>> Start Material shown
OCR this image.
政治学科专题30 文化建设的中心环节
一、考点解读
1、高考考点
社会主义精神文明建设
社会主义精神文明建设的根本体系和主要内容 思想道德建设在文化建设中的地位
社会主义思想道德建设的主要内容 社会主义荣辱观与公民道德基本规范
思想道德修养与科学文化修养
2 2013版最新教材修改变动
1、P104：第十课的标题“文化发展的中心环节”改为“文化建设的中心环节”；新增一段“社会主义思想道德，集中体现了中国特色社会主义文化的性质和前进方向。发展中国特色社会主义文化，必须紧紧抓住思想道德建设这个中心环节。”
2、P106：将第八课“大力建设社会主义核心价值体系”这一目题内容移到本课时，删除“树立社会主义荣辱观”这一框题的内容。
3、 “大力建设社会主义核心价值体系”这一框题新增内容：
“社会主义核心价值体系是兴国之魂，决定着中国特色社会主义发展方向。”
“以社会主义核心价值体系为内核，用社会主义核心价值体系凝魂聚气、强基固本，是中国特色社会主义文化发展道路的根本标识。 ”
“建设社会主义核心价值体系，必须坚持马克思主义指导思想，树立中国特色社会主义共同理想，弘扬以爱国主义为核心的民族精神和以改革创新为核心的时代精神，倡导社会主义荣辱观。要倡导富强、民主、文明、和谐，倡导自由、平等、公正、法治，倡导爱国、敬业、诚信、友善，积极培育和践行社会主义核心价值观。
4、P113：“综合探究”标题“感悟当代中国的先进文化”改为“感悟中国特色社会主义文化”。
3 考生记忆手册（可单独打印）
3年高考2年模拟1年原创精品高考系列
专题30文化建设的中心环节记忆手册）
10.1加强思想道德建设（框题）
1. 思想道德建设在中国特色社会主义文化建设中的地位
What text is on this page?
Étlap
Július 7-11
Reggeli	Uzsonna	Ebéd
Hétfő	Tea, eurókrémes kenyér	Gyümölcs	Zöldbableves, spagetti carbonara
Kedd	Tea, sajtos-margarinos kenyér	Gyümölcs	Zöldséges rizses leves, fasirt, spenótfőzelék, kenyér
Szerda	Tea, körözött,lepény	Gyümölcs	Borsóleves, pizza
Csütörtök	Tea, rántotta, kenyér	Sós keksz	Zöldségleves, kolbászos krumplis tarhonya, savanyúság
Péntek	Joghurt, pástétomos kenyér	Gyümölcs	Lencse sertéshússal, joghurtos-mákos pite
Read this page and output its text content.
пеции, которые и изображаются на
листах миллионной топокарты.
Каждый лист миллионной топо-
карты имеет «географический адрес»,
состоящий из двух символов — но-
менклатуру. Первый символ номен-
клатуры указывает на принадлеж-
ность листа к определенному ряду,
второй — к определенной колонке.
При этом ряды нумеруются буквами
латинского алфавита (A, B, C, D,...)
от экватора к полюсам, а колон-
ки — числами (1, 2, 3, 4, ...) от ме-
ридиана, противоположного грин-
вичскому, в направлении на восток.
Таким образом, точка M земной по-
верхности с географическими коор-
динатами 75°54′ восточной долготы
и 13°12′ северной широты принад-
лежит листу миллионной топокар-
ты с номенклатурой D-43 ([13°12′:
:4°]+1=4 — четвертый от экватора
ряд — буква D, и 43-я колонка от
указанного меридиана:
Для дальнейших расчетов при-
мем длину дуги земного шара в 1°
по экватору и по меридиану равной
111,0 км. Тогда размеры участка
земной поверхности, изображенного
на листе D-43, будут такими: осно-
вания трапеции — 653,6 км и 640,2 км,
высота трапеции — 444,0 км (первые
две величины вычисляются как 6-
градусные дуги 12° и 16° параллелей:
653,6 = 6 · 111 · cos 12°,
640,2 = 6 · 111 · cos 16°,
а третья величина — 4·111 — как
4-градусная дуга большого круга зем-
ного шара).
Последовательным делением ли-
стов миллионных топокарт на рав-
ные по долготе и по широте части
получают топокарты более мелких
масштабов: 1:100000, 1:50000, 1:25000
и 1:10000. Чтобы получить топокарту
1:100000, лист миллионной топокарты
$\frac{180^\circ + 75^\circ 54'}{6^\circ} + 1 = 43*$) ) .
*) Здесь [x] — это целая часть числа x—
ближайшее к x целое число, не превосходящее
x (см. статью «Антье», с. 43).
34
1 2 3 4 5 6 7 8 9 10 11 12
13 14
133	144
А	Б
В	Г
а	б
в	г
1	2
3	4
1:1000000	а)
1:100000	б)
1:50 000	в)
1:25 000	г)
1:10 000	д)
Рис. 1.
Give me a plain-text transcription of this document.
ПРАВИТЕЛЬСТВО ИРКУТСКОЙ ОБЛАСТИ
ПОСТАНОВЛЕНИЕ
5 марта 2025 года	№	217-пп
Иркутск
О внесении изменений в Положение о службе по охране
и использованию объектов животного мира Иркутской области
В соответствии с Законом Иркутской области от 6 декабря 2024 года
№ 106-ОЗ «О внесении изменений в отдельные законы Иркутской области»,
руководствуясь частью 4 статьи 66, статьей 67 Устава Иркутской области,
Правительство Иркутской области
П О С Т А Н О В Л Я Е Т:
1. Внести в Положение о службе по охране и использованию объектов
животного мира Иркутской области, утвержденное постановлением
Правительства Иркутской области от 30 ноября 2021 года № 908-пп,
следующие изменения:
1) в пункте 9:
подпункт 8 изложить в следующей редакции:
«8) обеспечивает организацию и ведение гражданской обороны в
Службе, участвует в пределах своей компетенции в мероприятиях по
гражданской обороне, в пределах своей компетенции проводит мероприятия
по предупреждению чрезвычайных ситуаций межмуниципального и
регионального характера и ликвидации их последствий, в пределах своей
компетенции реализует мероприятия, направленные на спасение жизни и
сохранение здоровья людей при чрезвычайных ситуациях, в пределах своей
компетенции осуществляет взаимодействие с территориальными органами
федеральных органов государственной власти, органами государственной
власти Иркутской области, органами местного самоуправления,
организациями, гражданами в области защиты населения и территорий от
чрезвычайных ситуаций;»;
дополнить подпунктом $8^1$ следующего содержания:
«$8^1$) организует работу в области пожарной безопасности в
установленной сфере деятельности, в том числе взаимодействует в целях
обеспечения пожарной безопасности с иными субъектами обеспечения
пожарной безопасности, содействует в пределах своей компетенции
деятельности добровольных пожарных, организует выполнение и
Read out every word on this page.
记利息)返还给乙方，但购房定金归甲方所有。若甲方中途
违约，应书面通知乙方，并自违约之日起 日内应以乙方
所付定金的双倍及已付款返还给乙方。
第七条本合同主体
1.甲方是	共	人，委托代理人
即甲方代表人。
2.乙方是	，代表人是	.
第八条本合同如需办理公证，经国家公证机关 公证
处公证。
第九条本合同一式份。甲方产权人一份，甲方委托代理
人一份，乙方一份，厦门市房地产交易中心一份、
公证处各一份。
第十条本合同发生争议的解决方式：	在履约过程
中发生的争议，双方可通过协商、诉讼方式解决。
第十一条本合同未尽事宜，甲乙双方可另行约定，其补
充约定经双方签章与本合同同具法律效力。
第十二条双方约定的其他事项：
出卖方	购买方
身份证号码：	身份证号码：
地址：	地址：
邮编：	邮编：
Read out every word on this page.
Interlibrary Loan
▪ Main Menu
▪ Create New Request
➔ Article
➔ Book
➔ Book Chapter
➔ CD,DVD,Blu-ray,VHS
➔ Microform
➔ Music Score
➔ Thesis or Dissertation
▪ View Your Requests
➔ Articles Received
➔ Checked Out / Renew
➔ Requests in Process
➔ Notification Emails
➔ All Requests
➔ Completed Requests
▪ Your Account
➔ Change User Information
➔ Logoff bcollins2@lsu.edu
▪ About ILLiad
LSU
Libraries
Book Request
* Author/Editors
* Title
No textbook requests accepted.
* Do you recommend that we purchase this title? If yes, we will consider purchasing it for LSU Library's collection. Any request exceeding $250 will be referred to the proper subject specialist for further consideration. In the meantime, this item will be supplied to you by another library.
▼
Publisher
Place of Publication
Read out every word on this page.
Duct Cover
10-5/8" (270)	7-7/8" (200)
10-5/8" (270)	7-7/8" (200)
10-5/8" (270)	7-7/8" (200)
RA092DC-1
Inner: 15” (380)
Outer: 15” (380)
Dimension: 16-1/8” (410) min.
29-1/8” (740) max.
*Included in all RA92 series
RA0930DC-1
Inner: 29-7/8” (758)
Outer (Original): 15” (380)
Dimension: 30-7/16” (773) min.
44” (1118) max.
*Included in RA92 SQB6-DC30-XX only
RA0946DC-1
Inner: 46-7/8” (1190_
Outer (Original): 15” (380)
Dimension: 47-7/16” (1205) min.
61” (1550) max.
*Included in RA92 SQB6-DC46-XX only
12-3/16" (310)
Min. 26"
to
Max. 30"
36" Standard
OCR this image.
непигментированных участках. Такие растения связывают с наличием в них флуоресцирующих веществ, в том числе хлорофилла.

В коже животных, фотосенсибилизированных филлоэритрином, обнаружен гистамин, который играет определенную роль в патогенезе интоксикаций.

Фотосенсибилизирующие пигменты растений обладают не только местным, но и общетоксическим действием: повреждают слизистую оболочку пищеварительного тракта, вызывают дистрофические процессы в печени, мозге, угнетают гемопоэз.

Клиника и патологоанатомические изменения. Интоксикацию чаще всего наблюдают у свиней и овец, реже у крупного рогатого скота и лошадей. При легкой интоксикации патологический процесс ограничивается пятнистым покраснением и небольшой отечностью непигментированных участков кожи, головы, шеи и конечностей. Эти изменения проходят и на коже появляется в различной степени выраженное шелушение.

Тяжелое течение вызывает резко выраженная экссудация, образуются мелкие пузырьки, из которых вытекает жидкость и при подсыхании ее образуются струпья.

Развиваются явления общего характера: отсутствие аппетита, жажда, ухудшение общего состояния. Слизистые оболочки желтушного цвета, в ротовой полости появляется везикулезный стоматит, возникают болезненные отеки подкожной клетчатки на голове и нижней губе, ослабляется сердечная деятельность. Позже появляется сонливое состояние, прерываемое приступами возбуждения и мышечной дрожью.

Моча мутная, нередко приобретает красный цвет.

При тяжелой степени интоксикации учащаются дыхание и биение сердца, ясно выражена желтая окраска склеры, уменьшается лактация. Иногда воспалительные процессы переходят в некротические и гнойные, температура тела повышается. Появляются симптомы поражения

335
>> End Material shown
• _Your task_:
Pull every line containing the word "интоксикации" out of the entries above.

• _Answer to the exercise_:
Клиника и патологоанатомические изменения. Интоксикацию чаще всего наблюдают у свиней и овец, реже у крупного рогатого скота и лошадей. При легкой интоксикации патологический процесс ограничивается пятнистым покраснением и небольшой отечностью непигментированных участков кожи, головы, шеи и конечностей. Эти изменения проходят и на коже появляется в различной степени выраженное шелушение.
При тяжелой степени интоксикации учащаются дыхание и биение сердца, ясно выражена желтая окраска склеры, уменьшается лактация. Иногда воспалительные процессы переходят в некротические и гнойные, температура тела повышается. Появляются симптомы поражения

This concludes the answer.